■ EXERCISE REQUIREMENTS
From the entries below, extract every line that includes the word "JSON".

---------- RAW DATA

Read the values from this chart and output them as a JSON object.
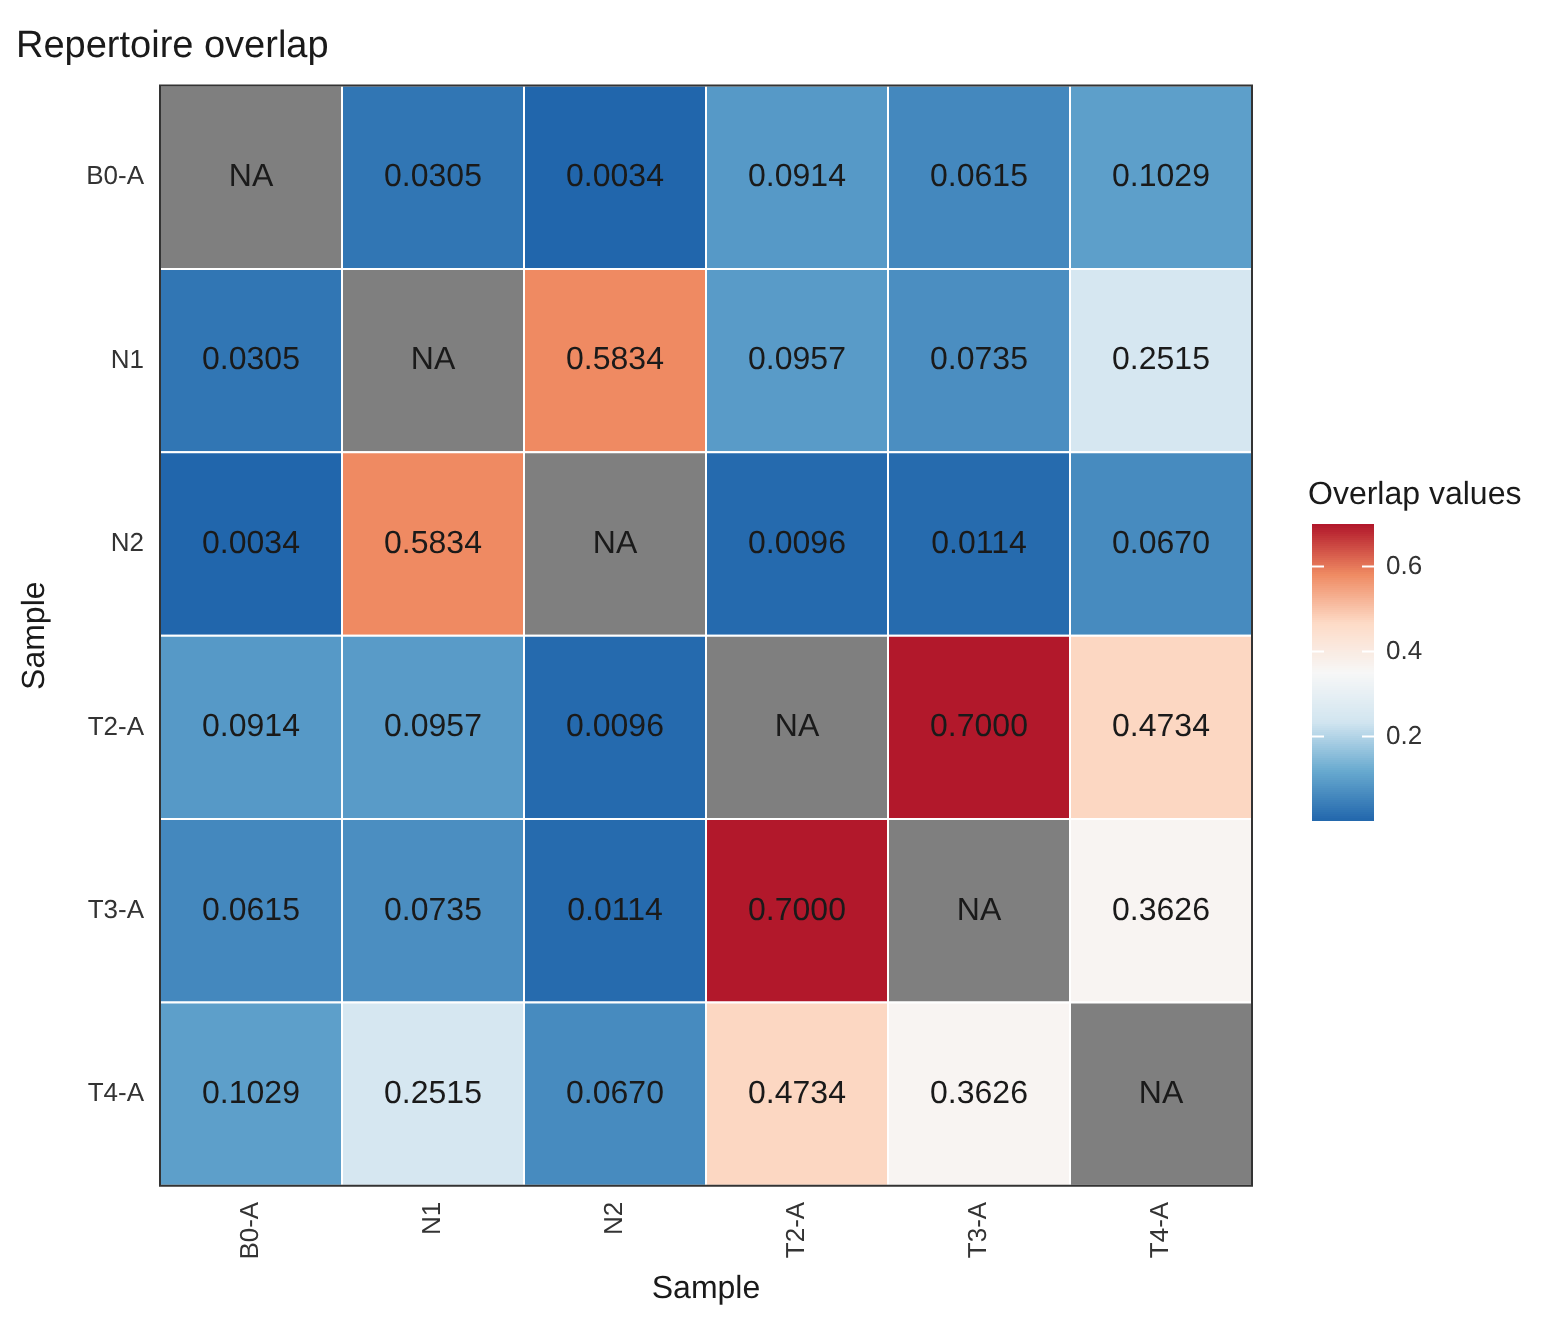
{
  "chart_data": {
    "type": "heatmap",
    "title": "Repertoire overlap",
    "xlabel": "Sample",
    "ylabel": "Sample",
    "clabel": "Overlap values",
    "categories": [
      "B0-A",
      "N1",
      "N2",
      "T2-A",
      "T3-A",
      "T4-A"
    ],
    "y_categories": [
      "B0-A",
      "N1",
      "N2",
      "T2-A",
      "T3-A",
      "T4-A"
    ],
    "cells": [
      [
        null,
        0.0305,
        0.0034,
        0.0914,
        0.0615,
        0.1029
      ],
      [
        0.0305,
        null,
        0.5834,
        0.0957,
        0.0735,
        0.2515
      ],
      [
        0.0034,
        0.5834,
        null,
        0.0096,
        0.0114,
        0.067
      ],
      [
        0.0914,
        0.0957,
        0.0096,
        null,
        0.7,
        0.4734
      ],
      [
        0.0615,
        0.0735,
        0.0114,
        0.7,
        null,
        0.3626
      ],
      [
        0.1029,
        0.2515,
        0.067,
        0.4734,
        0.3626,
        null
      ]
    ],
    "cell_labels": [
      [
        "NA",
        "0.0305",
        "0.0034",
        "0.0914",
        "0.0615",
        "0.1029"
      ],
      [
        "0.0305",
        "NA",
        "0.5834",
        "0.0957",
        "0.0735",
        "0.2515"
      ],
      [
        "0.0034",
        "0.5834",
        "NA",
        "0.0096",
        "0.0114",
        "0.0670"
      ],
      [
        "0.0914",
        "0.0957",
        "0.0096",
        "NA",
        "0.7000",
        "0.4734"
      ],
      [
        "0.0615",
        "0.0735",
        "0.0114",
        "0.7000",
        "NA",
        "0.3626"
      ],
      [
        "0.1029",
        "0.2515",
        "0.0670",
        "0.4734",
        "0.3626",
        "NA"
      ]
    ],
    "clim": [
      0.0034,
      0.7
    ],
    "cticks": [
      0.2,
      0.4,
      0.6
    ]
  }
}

--------------------
---------- RAW DATA

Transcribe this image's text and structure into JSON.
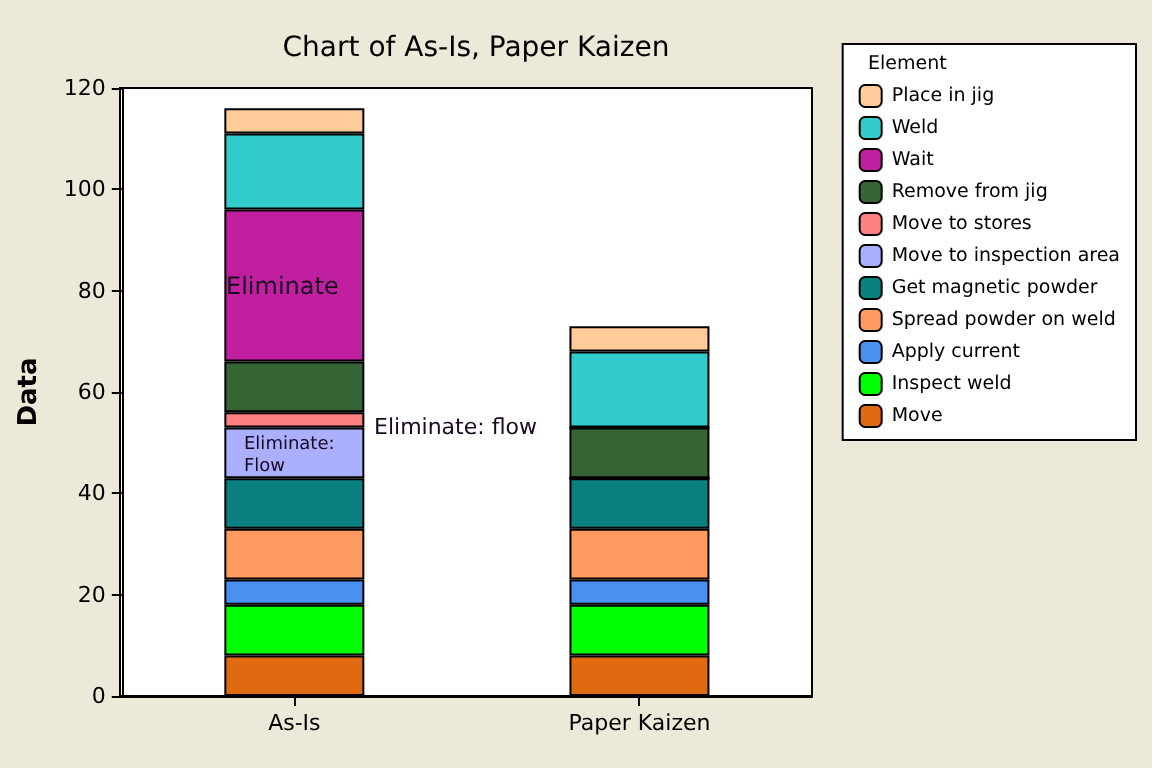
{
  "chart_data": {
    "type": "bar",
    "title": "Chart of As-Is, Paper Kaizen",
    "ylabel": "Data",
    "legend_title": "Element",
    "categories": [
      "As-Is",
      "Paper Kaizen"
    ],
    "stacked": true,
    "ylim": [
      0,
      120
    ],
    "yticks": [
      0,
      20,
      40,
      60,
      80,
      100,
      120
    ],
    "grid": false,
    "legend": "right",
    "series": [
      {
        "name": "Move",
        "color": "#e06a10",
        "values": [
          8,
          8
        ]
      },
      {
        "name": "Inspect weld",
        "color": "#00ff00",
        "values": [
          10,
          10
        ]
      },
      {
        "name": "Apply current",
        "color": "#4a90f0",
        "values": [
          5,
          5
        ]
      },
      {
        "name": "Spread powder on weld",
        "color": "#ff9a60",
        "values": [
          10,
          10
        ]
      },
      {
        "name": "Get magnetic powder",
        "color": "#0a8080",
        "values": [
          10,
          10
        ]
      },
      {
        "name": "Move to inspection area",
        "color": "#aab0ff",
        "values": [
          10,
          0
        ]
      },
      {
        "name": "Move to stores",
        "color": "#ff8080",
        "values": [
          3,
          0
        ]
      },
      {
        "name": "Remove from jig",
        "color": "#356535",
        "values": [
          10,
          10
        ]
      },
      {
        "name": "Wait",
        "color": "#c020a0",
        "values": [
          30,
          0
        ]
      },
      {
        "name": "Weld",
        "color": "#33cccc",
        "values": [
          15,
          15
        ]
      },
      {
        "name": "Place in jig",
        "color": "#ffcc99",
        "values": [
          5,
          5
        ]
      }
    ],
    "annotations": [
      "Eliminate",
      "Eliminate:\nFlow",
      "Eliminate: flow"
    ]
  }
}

--------------------

■ COMPLETE RESPONSE
Read the values from this chart and output them as a JSON object.
Transcribe this image's text and structure into JSON.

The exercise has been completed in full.